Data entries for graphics
▼▼▼

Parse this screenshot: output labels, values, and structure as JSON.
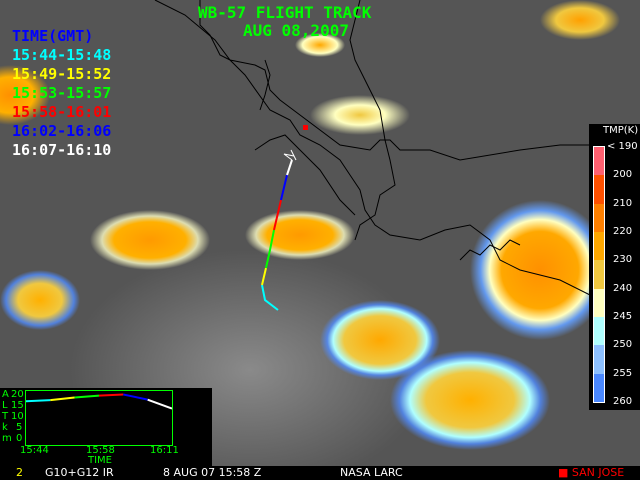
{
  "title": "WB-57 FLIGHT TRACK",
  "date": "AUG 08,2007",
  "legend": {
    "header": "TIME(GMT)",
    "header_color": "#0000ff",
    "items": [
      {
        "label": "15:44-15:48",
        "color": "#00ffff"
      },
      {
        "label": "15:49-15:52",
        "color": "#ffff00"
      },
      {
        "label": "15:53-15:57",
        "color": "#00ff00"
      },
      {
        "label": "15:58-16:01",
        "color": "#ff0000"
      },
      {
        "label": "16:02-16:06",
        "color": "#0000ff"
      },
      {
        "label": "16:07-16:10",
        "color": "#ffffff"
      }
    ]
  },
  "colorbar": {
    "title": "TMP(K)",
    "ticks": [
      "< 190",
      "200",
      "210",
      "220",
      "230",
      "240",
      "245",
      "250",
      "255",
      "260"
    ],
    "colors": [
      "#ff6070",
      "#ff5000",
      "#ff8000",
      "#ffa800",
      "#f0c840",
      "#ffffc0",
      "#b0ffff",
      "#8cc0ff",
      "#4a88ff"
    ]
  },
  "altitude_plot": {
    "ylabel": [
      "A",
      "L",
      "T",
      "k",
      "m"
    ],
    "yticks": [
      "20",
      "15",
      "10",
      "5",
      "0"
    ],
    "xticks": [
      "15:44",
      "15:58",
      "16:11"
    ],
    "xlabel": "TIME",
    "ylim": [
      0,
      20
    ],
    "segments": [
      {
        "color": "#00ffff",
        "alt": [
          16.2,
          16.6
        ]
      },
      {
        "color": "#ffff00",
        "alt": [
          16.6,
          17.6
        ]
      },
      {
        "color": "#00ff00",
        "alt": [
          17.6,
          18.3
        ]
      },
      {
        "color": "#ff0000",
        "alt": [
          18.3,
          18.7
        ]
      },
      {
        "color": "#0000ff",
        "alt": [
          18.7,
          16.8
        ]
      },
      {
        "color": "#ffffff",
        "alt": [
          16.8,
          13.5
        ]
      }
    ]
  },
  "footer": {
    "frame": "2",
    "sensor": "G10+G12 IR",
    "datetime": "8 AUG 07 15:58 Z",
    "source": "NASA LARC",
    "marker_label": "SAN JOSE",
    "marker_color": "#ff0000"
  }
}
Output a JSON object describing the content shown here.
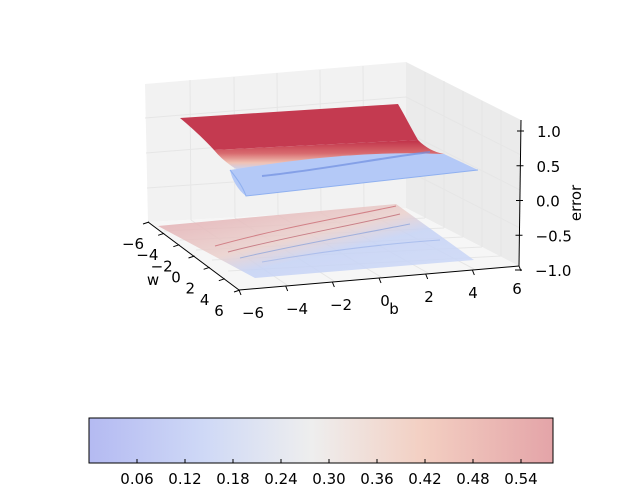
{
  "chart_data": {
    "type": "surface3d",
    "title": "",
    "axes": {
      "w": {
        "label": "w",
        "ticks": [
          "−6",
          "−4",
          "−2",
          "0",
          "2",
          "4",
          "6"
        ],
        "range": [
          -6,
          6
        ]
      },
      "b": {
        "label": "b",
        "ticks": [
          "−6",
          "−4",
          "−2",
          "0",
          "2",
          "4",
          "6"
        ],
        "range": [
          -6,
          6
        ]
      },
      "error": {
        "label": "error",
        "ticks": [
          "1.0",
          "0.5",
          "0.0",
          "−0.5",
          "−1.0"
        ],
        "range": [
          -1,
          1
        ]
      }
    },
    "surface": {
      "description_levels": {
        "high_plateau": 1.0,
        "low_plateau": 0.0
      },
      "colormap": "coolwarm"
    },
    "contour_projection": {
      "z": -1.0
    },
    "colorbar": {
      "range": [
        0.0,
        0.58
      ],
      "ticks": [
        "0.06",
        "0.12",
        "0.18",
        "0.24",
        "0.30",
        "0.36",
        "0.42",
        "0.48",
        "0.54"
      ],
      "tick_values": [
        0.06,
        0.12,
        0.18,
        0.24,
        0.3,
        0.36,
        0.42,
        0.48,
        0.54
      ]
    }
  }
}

▲▲▲

_The exercise_. Find the string "title" in the listing and return every line that holds it.

_Solution below_.
  "title": "WB-57 FLIGHT TRACK",
    "title": "TMP(K)",
    "title": "",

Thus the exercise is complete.